◆ What you are asked to do
Write out all the entries word for word, but skip any images.

* START Data excerpts *

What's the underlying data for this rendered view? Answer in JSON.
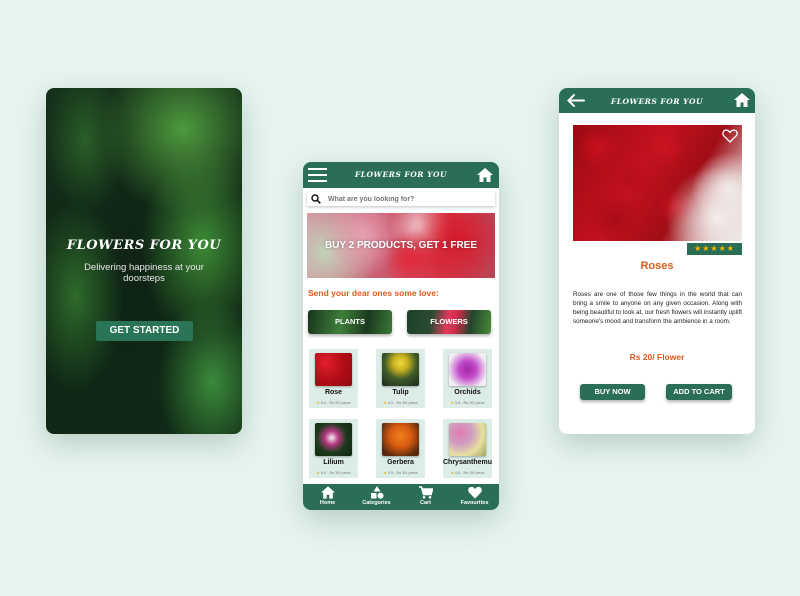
{
  "colors": {
    "background": "#e7f5f0",
    "primary_green": "#2a6f55",
    "accent_orange": "#e05a1c",
    "star_yellow": "#f5b800"
  },
  "splash": {
    "title": "FLOWERS FOR YOU",
    "subtitle": "Delivering happiness at your doorsteps",
    "cta_label": "GET STARTED"
  },
  "home": {
    "header": {
      "menu_icon": "hamburger-icon",
      "title": "FLOWERS FOR YOU",
      "home_icon": "home-icon"
    },
    "search": {
      "icon": "search-icon",
      "placeholder": "What are you looking for?",
      "value": ""
    },
    "banner_text": "BUY 2 PRODUCTS, GET 1 FREE",
    "section_title": "Send your dear ones some love:",
    "categories": [
      {
        "label": "PLANTS"
      },
      {
        "label": "FLOWERS"
      }
    ],
    "products": [
      {
        "name": "Rose",
        "rating": "5.0",
        "price": "Rs 20/ piece"
      },
      {
        "name": "Tulip",
        "rating": "4.0",
        "price": "Rs 35/ piece"
      },
      {
        "name": "Orchids",
        "rating": "3.5",
        "price": "Rs 20/ piece"
      },
      {
        "name": "Lilium",
        "rating": "5.0",
        "price": "Rs 35/ piece"
      },
      {
        "name": "Gerbera",
        "rating": "4.5",
        "price": "Rs 30/ piece"
      },
      {
        "name": "Chrysanthemu",
        "rating": "4.0",
        "price": "Rs 15/ piece"
      }
    ],
    "bottom_nav": [
      {
        "label": "Home",
        "icon": "home-icon"
      },
      {
        "label": "Categories",
        "icon": "shapes-icon"
      },
      {
        "label": "Cart",
        "icon": "cart-icon"
      },
      {
        "label": "Favourites",
        "icon": "heart-icon"
      }
    ]
  },
  "detail": {
    "header": {
      "back_icon": "arrow-left-icon",
      "title": "FLOWERS FOR YOU",
      "home_icon": "home-icon"
    },
    "favourite_icon": "heart-outline-icon",
    "rating_stars": "★★★★★",
    "rating_value": 5,
    "product_name": "Roses",
    "description": "Roses are one of those few things in the world that can bring a smile to anyone on any given occasion. Along with being beautiful to look at, our fresh flowers will instantly uplift someone's mood and transform the ambience in a room.",
    "price": "Rs 20/ Flower",
    "buy_now_label": "BUY NOW",
    "add_to_cart_label": "ADD TO CART"
  }
}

* END Data excerpts *

◆ The response
What's the underlying data for this rendered view? Answer in JSON.
{
  "colors": {
    "background": "#e7f5f0",
    "primary_green": "#2a6f55",
    "accent_orange": "#e05a1c",
    "star_yellow": "#f5b800"
  },
  "splash": {
    "title": "FLOWERS FOR YOU",
    "subtitle": "Delivering happiness at your doorsteps",
    "cta_label": "GET STARTED"
  },
  "home": {
    "header": {
      "menu_icon": "hamburger-icon",
      "title": "FLOWERS FOR YOU",
      "home_icon": "home-icon"
    },
    "search": {
      "icon": "search-icon",
      "placeholder": "What are you looking for?",
      "value": ""
    },
    "banner_text": "BUY 2 PRODUCTS, GET 1 FREE",
    "section_title": "Send your dear ones some love:",
    "categories": [
      {
        "label": "PLANTS"
      },
      {
        "label": "FLOWERS"
      }
    ],
    "products": [
      {
        "name": "Rose",
        "rating": "5.0",
        "price": "Rs 20/ piece"
      },
      {
        "name": "Tulip",
        "rating": "4.0",
        "price": "Rs 35/ piece"
      },
      {
        "name": "Orchids",
        "rating": "3.5",
        "price": "Rs 20/ piece"
      },
      {
        "name": "Lilium",
        "rating": "5.0",
        "price": "Rs 35/ piece"
      },
      {
        "name": "Gerbera",
        "rating": "4.5",
        "price": "Rs 30/ piece"
      },
      {
        "name": "Chrysanthemu",
        "rating": "4.0",
        "price": "Rs 15/ piece"
      }
    ],
    "bottom_nav": [
      {
        "label": "Home",
        "icon": "home-icon"
      },
      {
        "label": "Categories",
        "icon": "shapes-icon"
      },
      {
        "label": "Cart",
        "icon": "cart-icon"
      },
      {
        "label": "Favourites",
        "icon": "heart-icon"
      }
    ]
  },
  "detail": {
    "header": {
      "back_icon": "arrow-left-icon",
      "title": "FLOWERS FOR YOU",
      "home_icon": "home-icon"
    },
    "favourite_icon": "heart-outline-icon",
    "rating_stars": "★★★★★",
    "rating_value": 5,
    "product_name": "Roses",
    "description": "Roses are one of those few things in the world that can bring a smile to anyone on any given occasion. Along with being beautiful to look at, our fresh flowers will instantly uplift someone's mood and transform the ambience in a room.",
    "price": "Rs 20/ Flower",
    "buy_now_label": "BUY NOW",
    "add_to_cart_label": "ADD TO CART"
  }
}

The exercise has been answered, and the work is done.